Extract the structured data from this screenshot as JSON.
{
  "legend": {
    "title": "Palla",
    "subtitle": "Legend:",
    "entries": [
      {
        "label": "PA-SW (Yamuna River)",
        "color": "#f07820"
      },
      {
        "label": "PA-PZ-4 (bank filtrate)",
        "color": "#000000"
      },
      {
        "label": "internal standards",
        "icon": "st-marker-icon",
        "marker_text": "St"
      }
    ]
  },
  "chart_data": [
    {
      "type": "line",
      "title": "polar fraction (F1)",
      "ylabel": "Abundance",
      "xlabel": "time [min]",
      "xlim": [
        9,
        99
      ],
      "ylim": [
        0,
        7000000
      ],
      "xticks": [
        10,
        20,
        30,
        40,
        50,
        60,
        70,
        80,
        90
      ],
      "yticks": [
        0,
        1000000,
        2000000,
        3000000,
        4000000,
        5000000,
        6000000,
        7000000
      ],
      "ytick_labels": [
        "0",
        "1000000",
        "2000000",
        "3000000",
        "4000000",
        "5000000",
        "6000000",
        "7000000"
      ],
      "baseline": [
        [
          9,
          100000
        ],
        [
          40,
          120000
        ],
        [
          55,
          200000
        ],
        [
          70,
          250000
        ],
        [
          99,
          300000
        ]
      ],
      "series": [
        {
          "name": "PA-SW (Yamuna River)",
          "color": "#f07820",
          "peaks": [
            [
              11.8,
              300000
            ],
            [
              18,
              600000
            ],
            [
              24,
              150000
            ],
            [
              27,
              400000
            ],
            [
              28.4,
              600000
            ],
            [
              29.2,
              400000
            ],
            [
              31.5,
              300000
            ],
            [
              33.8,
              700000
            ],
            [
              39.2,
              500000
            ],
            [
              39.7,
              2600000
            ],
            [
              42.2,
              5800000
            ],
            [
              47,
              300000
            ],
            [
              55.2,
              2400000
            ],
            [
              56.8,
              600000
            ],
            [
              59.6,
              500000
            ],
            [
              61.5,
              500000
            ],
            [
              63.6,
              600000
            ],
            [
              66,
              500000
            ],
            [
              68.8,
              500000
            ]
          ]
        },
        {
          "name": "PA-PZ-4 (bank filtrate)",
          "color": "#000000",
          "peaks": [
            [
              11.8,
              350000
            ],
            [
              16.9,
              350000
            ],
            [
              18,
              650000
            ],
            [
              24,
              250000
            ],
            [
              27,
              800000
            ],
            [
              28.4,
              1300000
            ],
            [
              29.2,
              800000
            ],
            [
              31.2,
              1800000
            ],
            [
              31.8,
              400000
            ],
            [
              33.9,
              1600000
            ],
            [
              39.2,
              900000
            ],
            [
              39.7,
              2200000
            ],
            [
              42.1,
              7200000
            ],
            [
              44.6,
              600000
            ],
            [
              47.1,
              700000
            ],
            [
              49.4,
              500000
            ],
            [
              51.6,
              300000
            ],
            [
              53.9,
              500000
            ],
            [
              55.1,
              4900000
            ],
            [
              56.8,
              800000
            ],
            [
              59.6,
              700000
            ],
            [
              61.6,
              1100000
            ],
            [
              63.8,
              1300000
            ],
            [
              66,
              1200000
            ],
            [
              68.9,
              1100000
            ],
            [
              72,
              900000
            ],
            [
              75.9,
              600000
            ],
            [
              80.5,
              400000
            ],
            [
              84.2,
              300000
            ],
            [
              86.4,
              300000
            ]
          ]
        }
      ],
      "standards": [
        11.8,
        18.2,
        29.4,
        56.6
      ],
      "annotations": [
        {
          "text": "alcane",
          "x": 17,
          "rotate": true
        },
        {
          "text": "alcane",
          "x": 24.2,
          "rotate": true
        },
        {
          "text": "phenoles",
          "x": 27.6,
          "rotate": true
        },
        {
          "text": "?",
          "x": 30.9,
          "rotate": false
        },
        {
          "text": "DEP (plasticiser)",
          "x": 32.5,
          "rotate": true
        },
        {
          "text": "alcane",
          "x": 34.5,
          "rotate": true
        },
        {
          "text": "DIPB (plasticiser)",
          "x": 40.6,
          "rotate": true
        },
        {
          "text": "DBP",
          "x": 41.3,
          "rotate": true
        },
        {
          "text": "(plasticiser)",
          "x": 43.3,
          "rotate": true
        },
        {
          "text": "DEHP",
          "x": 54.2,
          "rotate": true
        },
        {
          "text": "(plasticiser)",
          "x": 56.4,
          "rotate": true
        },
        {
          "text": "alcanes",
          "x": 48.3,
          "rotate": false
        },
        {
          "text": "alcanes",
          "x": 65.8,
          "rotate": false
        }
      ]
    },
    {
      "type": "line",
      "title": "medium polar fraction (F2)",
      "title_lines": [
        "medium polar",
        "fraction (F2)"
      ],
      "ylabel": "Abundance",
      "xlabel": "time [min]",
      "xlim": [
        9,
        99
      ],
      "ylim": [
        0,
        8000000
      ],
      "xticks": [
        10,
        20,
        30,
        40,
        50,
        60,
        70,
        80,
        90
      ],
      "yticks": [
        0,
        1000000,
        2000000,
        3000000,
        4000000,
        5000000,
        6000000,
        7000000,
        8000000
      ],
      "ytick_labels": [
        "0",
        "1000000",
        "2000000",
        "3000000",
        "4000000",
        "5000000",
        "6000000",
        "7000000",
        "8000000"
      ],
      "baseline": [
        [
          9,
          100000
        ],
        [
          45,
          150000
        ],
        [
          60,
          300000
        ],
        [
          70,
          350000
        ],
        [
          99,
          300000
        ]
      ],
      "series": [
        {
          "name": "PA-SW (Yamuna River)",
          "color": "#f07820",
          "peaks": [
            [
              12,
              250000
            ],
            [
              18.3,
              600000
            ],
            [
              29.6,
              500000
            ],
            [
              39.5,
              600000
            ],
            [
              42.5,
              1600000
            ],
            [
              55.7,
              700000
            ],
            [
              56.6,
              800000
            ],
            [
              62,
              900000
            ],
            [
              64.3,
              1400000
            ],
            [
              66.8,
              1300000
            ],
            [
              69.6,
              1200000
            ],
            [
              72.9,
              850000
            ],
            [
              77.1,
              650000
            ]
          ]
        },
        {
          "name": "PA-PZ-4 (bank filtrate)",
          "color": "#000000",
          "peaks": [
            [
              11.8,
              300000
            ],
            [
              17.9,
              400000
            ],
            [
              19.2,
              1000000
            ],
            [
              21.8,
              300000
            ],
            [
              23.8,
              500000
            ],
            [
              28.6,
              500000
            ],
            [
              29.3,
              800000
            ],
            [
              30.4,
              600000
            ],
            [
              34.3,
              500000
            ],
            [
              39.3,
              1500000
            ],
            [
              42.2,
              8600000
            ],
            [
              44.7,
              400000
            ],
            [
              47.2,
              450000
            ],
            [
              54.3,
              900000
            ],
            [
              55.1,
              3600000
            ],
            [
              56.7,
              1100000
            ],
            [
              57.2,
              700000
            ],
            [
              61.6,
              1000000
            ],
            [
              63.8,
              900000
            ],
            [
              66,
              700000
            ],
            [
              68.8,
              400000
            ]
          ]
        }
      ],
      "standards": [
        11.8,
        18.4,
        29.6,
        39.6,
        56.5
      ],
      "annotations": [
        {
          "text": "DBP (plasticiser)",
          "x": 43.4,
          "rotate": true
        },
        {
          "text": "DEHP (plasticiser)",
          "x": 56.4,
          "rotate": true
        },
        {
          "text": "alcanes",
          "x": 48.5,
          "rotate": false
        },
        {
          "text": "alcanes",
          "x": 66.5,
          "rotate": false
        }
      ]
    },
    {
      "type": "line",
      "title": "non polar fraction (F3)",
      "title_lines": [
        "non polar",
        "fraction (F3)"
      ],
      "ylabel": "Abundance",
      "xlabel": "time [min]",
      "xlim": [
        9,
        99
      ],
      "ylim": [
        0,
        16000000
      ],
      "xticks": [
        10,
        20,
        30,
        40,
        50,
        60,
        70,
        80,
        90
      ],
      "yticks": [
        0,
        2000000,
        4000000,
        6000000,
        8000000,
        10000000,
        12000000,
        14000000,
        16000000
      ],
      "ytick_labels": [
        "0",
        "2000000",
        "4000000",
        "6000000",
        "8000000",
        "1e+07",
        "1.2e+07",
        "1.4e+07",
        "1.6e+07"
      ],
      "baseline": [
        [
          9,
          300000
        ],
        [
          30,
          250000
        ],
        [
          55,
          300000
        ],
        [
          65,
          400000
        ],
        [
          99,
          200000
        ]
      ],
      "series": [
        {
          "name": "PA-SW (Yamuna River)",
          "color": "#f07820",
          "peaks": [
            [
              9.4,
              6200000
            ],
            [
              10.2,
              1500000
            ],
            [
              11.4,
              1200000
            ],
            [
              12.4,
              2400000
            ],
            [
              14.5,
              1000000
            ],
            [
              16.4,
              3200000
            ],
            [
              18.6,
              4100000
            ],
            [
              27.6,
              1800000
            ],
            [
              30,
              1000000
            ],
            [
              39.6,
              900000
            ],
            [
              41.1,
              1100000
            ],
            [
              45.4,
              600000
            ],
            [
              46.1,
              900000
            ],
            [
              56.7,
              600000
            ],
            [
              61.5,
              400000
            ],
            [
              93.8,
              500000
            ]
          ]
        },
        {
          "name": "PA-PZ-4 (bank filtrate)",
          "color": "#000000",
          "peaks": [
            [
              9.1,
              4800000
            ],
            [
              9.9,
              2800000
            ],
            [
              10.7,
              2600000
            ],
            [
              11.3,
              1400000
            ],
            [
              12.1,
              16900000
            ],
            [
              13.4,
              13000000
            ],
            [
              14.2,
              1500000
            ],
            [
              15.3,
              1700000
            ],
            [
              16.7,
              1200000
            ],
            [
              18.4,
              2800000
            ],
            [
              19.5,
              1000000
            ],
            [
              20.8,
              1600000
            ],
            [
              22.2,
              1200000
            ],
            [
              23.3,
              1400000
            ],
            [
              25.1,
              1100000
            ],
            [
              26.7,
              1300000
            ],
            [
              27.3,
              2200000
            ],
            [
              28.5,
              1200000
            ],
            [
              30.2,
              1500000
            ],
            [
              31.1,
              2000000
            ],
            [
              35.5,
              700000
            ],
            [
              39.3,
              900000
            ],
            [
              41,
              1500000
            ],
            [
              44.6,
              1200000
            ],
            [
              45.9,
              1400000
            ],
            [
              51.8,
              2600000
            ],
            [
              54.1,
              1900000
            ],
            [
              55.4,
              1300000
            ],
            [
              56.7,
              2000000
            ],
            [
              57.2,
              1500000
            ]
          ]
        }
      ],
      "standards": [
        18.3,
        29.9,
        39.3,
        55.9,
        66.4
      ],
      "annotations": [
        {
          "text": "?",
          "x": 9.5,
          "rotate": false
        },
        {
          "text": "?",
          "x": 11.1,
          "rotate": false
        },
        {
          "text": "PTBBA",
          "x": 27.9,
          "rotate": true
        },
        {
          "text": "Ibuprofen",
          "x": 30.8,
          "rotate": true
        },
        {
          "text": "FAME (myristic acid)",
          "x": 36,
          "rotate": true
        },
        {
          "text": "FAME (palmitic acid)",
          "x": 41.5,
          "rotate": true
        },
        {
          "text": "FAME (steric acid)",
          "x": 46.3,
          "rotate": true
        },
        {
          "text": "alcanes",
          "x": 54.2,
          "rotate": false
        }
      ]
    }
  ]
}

Work to be completed — Using the entries above, return each line that includes the word "fraction".

Finished answer —
      "title": "polar fraction (F1)",
      "title": "medium polar fraction (F2)",
        "fraction (F2)"
      "title": "non polar fraction (F3)",
        "fraction (F3)"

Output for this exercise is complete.